## Begin Record set

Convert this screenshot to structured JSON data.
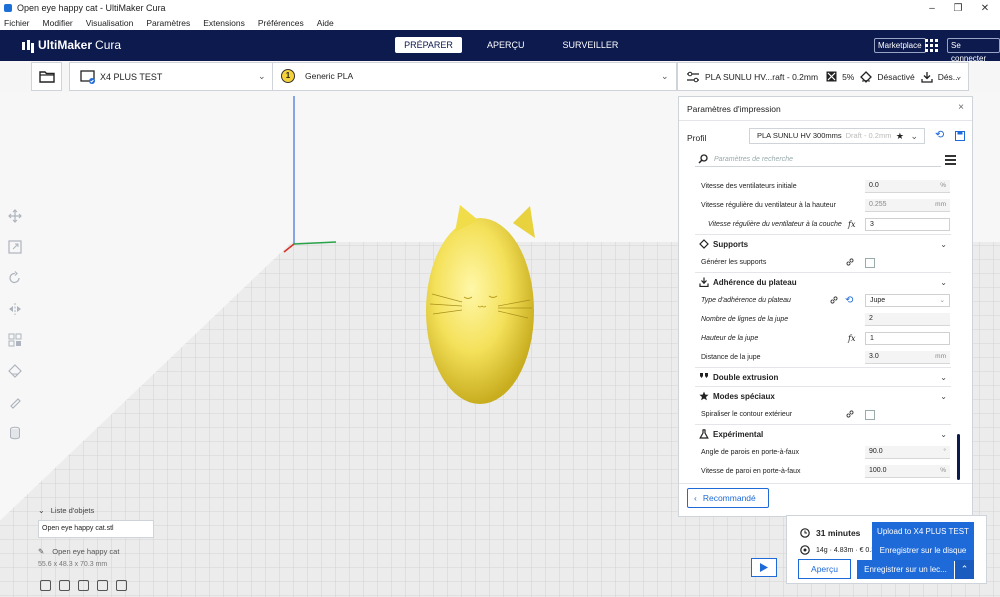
{
  "window": {
    "title": "Open eye happy cat - UltiMaker Cura",
    "minimize": "–",
    "maximize": "❐",
    "close": "✕"
  },
  "menu": [
    "Fichier",
    "Modifier",
    "Visualisation",
    "Paramètres",
    "Extensions",
    "Préférences",
    "Aide"
  ],
  "header": {
    "logo_bold": "UltiMaker",
    "logo_thin": "Cura",
    "tabs": [
      "PRÉPARER",
      "APERÇU",
      "SURVEILLER"
    ],
    "active_tab": "PRÉPARER",
    "marketplace": "Marketplace",
    "login": "Se connecter"
  },
  "toolbar": {
    "printer": "X4 PLUS TEST",
    "material_number": "1",
    "material": "Generic PLA",
    "print_profile": "PLA SUNLU HV...raft - 0.2mm",
    "infill": "5%",
    "support": "Désactivé",
    "adhesion": "Dés..."
  },
  "panel": {
    "title": "Paramètres d'impression",
    "profile_label": "Profil",
    "profile_name": "PLA SUNLU HV  300mms",
    "profile_suffix": "Draft - 0.2mm",
    "search_placeholder": "Paramètres de recherche",
    "settings": [
      {
        "kind": "row",
        "label": "Vitesse des ventilateurs initiale",
        "value": "0.0",
        "unit": "%"
      },
      {
        "kind": "row",
        "label": "Vitesse régulière du ventilateur à la hauteur",
        "value": "0.255",
        "unit": "mm",
        "grey": true
      },
      {
        "kind": "row",
        "label": "Vitesse régulière du ventilateur à la couche",
        "value": "3",
        "unit": "",
        "italic": true,
        "indent": true,
        "fx": true,
        "white": true
      },
      {
        "kind": "cat",
        "label": "Supports",
        "icon": "support-icon"
      },
      {
        "kind": "row",
        "label": "Générer les supports",
        "checkbox": true,
        "link": true
      },
      {
        "kind": "cat",
        "label": "Adhérence du plateau",
        "icon": "adhesion-icon"
      },
      {
        "kind": "row",
        "label": "Type d'adhérence du plateau",
        "value": "Jupe",
        "dropdown": true,
        "italic": true,
        "link": true,
        "reset": true
      },
      {
        "kind": "row",
        "label": "Nombre de lignes de la jupe",
        "value": "2",
        "unit": "",
        "italic": true
      },
      {
        "kind": "row",
        "label": "Hauteur de la jupe",
        "value": "1",
        "unit": "",
        "italic": true,
        "fx": true,
        "white": true
      },
      {
        "kind": "row",
        "label": "Distance de la jupe",
        "value": "3.0",
        "unit": "mm"
      },
      {
        "kind": "cat",
        "label": "Double extrusion",
        "icon": "dual-extrusion-icon"
      },
      {
        "kind": "cat",
        "label": "Modes spéciaux",
        "icon": "star-icon"
      },
      {
        "kind": "row",
        "label": "Spiraliser le contour extérieur",
        "checkbox": true,
        "link": true
      },
      {
        "kind": "cat",
        "label": "Expérimental",
        "icon": "flask-icon"
      },
      {
        "kind": "row",
        "label": "Angle de parois en porte-à-faux",
        "value": "90.0",
        "unit": "°"
      },
      {
        "kind": "row",
        "label": "Vitesse de paroi en porte-à-faux",
        "value": "100.0",
        "unit": "%"
      }
    ],
    "recommended": "Recommandé"
  },
  "objects": {
    "title": "Liste d'objets",
    "file": "Open eye happy cat.stl",
    "name": "Open eye happy cat",
    "dims": "55.6 x 48.3 x 70.3 mm"
  },
  "output": {
    "time": "31 minutes",
    "material": "14g · 4.83m · € 0.33",
    "preview": "Aperçu",
    "upload": "Upload to X4 PLUS TEST",
    "save_disk": "Enregistrer sur le disque",
    "save_on": "Enregistrer sur un lec...",
    "chevron": "⌃"
  },
  "colors": {
    "brand": "#0c1a4e",
    "accent": "#1e6ad8",
    "model": "#f7e661"
  }
}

## End Record set

**Your task**:
Copy each line of the records precisely and drop any images they hold.

**Completed exercise**:
Convert this screenshot to structured JSON data.
{
  "window": {
    "title": "Open eye happy cat - UltiMaker Cura",
    "minimize": "–",
    "maximize": "❐",
    "close": "✕"
  },
  "menu": [
    "Fichier",
    "Modifier",
    "Visualisation",
    "Paramètres",
    "Extensions",
    "Préférences",
    "Aide"
  ],
  "header": {
    "logo_bold": "UltiMaker",
    "logo_thin": "Cura",
    "tabs": [
      "PRÉPARER",
      "APERÇU",
      "SURVEILLER"
    ],
    "active_tab": "PRÉPARER",
    "marketplace": "Marketplace",
    "login": "Se connecter"
  },
  "toolbar": {
    "printer": "X4 PLUS TEST",
    "material_number": "1",
    "material": "Generic PLA",
    "print_profile": "PLA SUNLU HV...raft - 0.2mm",
    "infill": "5%",
    "support": "Désactivé",
    "adhesion": "Dés..."
  },
  "panel": {
    "title": "Paramètres d'impression",
    "profile_label": "Profil",
    "profile_name": "PLA SUNLU HV  300mms",
    "profile_suffix": "Draft - 0.2mm",
    "search_placeholder": "Paramètres de recherche",
    "settings": [
      {
        "kind": "row",
        "label": "Vitesse des ventilateurs initiale",
        "value": "0.0",
        "unit": "%"
      },
      {
        "kind": "row",
        "label": "Vitesse régulière du ventilateur à la hauteur",
        "value": "0.255",
        "unit": "mm",
        "grey": true
      },
      {
        "kind": "row",
        "label": "Vitesse régulière du ventilateur à la couche",
        "value": "3",
        "unit": "",
        "italic": true,
        "indent": true,
        "fx": true,
        "white": true
      },
      {
        "kind": "cat",
        "label": "Supports",
        "icon": "support-icon"
      },
      {
        "kind": "row",
        "label": "Générer les supports",
        "checkbox": true,
        "link": true
      },
      {
        "kind": "cat",
        "label": "Adhérence du plateau",
        "icon": "adhesion-icon"
      },
      {
        "kind": "row",
        "label": "Type d'adhérence du plateau",
        "value": "Jupe",
        "dropdown": true,
        "italic": true,
        "link": true,
        "reset": true
      },
      {
        "kind": "row",
        "label": "Nombre de lignes de la jupe",
        "value": "2",
        "unit": "",
        "italic": true
      },
      {
        "kind": "row",
        "label": "Hauteur de la jupe",
        "value": "1",
        "unit": "",
        "italic": true,
        "fx": true,
        "white": true
      },
      {
        "kind": "row",
        "label": "Distance de la jupe",
        "value": "3.0",
        "unit": "mm"
      },
      {
        "kind": "cat",
        "label": "Double extrusion",
        "icon": "dual-extrusion-icon"
      },
      {
        "kind": "cat",
        "label": "Modes spéciaux",
        "icon": "star-icon"
      },
      {
        "kind": "row",
        "label": "Spiraliser le contour extérieur",
        "checkbox": true,
        "link": true
      },
      {
        "kind": "cat",
        "label": "Expérimental",
        "icon": "flask-icon"
      },
      {
        "kind": "row",
        "label": "Angle de parois en porte-à-faux",
        "value": "90.0",
        "unit": "°"
      },
      {
        "kind": "row",
        "label": "Vitesse de paroi en porte-à-faux",
        "value": "100.0",
        "unit": "%"
      }
    ],
    "recommended": "Recommandé"
  },
  "objects": {
    "title": "Liste d'objets",
    "file": "Open eye happy cat.stl",
    "name": "Open eye happy cat",
    "dims": "55.6 x 48.3 x 70.3 mm"
  },
  "output": {
    "time": "31 minutes",
    "material": "14g · 4.83m · € 0.33",
    "preview": "Aperçu",
    "upload": "Upload to X4 PLUS TEST",
    "save_disk": "Enregistrer sur le disque",
    "save_on": "Enregistrer sur un lec...",
    "chevron": "⌃"
  },
  "colors": {
    "brand": "#0c1a4e",
    "accent": "#1e6ad8",
    "model": "#f7e661"
  }
}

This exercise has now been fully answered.